▶ [STATED TASK] Print all entries word for word.

::: MATERIAL SHOWN

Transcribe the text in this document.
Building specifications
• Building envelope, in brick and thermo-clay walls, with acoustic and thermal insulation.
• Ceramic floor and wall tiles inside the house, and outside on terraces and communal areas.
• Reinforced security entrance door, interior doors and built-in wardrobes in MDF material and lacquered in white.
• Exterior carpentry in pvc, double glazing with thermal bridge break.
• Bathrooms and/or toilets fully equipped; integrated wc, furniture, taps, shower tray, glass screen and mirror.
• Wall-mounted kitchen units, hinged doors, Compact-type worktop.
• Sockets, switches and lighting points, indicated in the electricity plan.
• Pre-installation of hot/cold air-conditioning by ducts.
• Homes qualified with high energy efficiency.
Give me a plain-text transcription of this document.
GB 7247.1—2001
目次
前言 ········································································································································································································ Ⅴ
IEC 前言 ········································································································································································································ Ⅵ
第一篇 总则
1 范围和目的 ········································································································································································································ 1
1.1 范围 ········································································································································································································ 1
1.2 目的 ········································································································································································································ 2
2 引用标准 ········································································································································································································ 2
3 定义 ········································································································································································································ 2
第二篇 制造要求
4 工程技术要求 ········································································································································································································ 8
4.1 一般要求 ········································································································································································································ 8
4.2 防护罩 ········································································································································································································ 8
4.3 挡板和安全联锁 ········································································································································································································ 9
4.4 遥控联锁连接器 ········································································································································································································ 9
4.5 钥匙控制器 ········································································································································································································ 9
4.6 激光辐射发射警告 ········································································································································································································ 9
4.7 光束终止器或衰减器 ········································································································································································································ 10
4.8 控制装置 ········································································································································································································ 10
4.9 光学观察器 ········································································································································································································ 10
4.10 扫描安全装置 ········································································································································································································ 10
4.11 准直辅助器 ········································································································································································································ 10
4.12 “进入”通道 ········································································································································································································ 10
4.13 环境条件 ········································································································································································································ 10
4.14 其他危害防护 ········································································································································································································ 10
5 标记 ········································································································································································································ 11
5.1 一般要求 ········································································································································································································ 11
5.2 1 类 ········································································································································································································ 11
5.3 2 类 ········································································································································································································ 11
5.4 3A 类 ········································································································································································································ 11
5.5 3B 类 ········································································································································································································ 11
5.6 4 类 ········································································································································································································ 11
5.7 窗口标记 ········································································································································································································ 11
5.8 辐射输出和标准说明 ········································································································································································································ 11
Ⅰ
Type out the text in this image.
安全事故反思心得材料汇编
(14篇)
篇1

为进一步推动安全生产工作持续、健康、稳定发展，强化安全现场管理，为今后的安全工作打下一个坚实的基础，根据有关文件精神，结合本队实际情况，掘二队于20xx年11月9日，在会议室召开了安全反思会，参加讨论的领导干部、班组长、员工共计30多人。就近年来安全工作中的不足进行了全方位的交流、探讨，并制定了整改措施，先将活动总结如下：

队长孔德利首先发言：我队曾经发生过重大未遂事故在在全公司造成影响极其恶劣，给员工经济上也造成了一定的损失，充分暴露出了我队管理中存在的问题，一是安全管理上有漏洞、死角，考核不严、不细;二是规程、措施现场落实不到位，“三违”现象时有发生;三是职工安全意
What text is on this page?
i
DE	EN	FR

::::::

▶ [FINISHED ANSWER]
Transcribe the text in this document.
Building specifications
• Building envelope, in brick and thermo-clay walls, with acoustic and thermal insulation.
• Ceramic floor and wall tiles inside the house, and outside on terraces and communal areas.
• Reinforced security entrance door, interior doors and built-in wardrobes in MDF material and lacquered in white.
• Exterior carpentry in pvc, double glazing with thermal bridge break.
• Bathrooms and/or toilets fully equipped; integrated wc, furniture, taps, shower tray, glass screen and mirror.
• Wall-mounted kitchen units, hinged doors, Compact-type worktop.
• Sockets, switches and lighting points, indicated in the electricity plan.
• Pre-installation of hot/cold air-conditioning by ducts.
• Homes qualified with high energy efficiency.
Give me a plain-text transcription of this document.
GB 7247.1—2001
目次
前言 ········································································································································································································ Ⅴ
IEC 前言 ········································································································································································································ Ⅵ
第一篇 总则
1 范围和目的 ········································································································································································································ 1
1.1 范围 ········································································································································································································ 1
1.2 目的 ········································································································································································································ 2
2 引用标准 ········································································································································································································ 2
3 定义 ········································································································································································································ 2
第二篇 制造要求
4 工程技术要求 ········································································································································································································ 8
4.1 一般要求 ········································································································································································································ 8
4.2 防护罩 ········································································································································································································ 8
4.3 挡板和安全联锁 ········································································································································································································ 9
4.4 遥控联锁连接器 ········································································································································································································ 9
4.5 钥匙控制器 ········································································································································································································ 9
4.6 激光辐射发射警告 ········································································································································································································ 9
4.7 光束终止器或衰减器 ········································································································································································································ 10
4.8 控制装置 ········································································································································································································ 10
4.9 光学观察器 ········································································································································································································ 10
4.10 扫描安全装置 ········································································································································································································ 10
4.11 准直辅助器 ········································································································································································································ 10
4.12 “进入”通道 ········································································································································································································ 10
4.13 环境条件 ········································································································································································································ 10
4.14 其他危害防护 ········································································································································································································ 10
5 标记 ········································································································································································································ 11
5.1 一般要求 ········································································································································································································ 11
5.2 1 类 ········································································································································································································ 11
5.3 2 类 ········································································································································································································ 11
5.4 3A 类 ········································································································································································································ 11
5.5 3B 类 ········································································································································································································ 11
5.6 4 类 ········································································································································································································ 11
5.7 窗口标记 ········································································································································································································ 11
5.8 辐射输出和标准说明 ········································································································································································································ 11
Ⅰ
Type out the text in this image.
安全事故反思心得材料汇编
(14篇)
篇1

为进一步推动安全生产工作持续、健康、稳定发展，强化安全现场管理，为今后的安全工作打下一个坚实的基础，根据有关文件精神，结合本队实际情况，掘二队于20xx年11月9日，在会议室召开了安全反思会，参加讨论的领导干部、班组长、员工共计30多人。就近年来安全工作中的不足进行了全方位的交流、探讨，并制定了整改措施，先将活动总结如下：

队长孔德利首先发言：我队曾经发生过重大未遂事故在在全公司造成影响极其恶劣，给员工经济上也造成了一定的损失，充分暴露出了我队管理中存在的问题，一是安全管理上有漏洞、死角，考核不严、不细;二是规程、措施现场落实不到位，“三违”现象时有发生;三是职工安全意
What text is on this page?
i
DE	EN	FR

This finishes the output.